Written request
Please restate the following records word for word.

Supplied material
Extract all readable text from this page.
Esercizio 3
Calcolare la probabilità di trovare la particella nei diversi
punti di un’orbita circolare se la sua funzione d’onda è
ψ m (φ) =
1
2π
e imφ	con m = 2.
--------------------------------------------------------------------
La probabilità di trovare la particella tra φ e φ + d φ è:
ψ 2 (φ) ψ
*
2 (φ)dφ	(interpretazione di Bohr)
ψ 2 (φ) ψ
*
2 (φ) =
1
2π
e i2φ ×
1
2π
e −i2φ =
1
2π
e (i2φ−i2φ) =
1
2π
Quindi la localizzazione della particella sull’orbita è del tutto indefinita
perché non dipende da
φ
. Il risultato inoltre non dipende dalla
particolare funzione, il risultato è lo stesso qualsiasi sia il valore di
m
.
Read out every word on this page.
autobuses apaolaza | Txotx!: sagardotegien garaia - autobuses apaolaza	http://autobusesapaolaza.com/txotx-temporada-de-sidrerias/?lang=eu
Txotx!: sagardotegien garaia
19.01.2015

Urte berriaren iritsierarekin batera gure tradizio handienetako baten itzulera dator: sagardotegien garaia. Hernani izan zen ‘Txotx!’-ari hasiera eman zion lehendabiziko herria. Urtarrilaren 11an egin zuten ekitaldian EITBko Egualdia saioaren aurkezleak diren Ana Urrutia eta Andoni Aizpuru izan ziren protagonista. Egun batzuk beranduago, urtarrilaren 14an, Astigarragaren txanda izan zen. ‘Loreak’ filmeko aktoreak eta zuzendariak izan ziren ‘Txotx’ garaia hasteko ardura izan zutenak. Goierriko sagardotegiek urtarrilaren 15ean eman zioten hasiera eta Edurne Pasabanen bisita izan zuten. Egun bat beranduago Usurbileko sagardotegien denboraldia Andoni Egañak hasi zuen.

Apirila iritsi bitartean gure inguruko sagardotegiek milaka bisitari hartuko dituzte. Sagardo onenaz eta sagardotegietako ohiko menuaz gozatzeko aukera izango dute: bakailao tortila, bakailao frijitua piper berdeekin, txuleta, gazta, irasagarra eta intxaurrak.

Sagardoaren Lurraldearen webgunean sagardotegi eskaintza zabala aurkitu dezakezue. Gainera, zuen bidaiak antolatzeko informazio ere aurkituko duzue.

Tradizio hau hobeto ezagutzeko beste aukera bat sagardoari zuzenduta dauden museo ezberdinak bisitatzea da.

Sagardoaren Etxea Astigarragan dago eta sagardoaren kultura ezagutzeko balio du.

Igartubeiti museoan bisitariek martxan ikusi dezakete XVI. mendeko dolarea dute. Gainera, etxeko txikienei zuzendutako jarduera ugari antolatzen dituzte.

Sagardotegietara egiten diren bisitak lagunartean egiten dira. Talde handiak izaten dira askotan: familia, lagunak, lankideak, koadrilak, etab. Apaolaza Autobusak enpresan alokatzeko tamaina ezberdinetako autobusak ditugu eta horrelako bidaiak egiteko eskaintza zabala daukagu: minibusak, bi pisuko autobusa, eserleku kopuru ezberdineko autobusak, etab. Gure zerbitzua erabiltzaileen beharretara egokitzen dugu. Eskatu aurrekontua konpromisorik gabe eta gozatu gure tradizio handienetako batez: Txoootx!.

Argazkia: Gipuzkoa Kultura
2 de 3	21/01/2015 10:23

Solved exercise
Extract all readable text from this page.
Esercizio 3
Calcolare la probabilità di trovare la particella nei diversi
punti di un’orbita circolare se la sua funzione d’onda è
ψ m (φ) =
1
2π
e imφ	con m = 2.
--------------------------------------------------------------------
La probabilità di trovare la particella tra φ e φ + d φ è:
ψ 2 (φ) ψ
*
2 (φ)dφ	(interpretazione di Bohr)
ψ 2 (φ) ψ
*
2 (φ) =
1
2π
e i2φ ×
1
2π
e −i2φ =
1
2π
e (i2φ−i2φ) =
1
2π
Quindi la localizzazione della particella sull’orbita è del tutto indefinita
perché non dipende da
φ
. Il risultato inoltre non dipende dalla
particolare funzione, il risultato è lo stesso qualsiasi sia il valore di
m
.
Read out every word on this page.
autobuses apaolaza | Txotx!: sagardotegien garaia - autobuses apaolaza	http://autobusesapaolaza.com/txotx-temporada-de-sidrerias/?lang=eu
Txotx!: sagardotegien garaia
19.01.2015

Urte berriaren iritsierarekin batera gure tradizio handienetako baten itzulera dator: sagardotegien garaia. Hernani izan zen ‘Txotx!’-ari hasiera eman zion lehendabiziko herria. Urtarrilaren 11an egin zuten ekitaldian EITBko Egualdia saioaren aurkezleak diren Ana Urrutia eta Andoni Aizpuru izan ziren protagonista. Egun batzuk beranduago, urtarrilaren 14an, Astigarragaren txanda izan zen. ‘Loreak’ filmeko aktoreak eta zuzendariak izan ziren ‘Txotx’ garaia hasteko ardura izan zutenak. Goierriko sagardotegiek urtarrilaren 15ean eman zioten hasiera eta Edurne Pasabanen bisita izan zuten. Egun bat beranduago Usurbileko sagardotegien denboraldia Andoni Egañak hasi zuen.

Apirila iritsi bitartean gure inguruko sagardotegiek milaka bisitari hartuko dituzte. Sagardo onenaz eta sagardotegietako ohiko menuaz gozatzeko aukera izango dute: bakailao tortila, bakailao frijitua piper berdeekin, txuleta, gazta, irasagarra eta intxaurrak.

Sagardoaren Lurraldearen webgunean sagardotegi eskaintza zabala aurkitu dezakezue. Gainera, zuen bidaiak antolatzeko informazio ere aurkituko duzue.

Tradizio hau hobeto ezagutzeko beste aukera bat sagardoari zuzenduta dauden museo ezberdinak bisitatzea da.

Sagardoaren Etxea Astigarragan dago eta sagardoaren kultura ezagutzeko balio du.

Igartubeiti museoan bisitariek martxan ikusi dezakete XVI. mendeko dolarea dute. Gainera, etxeko txikienei zuzendutako jarduera ugari antolatzen dituzte.

Sagardotegietara egiten diren bisitak lagunartean egiten dira. Talde handiak izaten dira askotan: familia, lagunak, lankideak, koadrilak, etab. Apaolaza Autobusak enpresan alokatzeko tamaina ezberdinetako autobusak ditugu eta horrelako bidaiak egiteko eskaintza zabala daukagu: minibusak, bi pisuko autobusa, eserleku kopuru ezberdineko autobusak, etab. Gure zerbitzua erabiltzaileen beharretara egokitzen dugu. Eskatu aurrekontua konpromisorik gabe eta gozatu gure tradizio handienetako batez: Txoootx!.

Argazkia: Gipuzkoa Kultura
2 de 3	21/01/2015 10:23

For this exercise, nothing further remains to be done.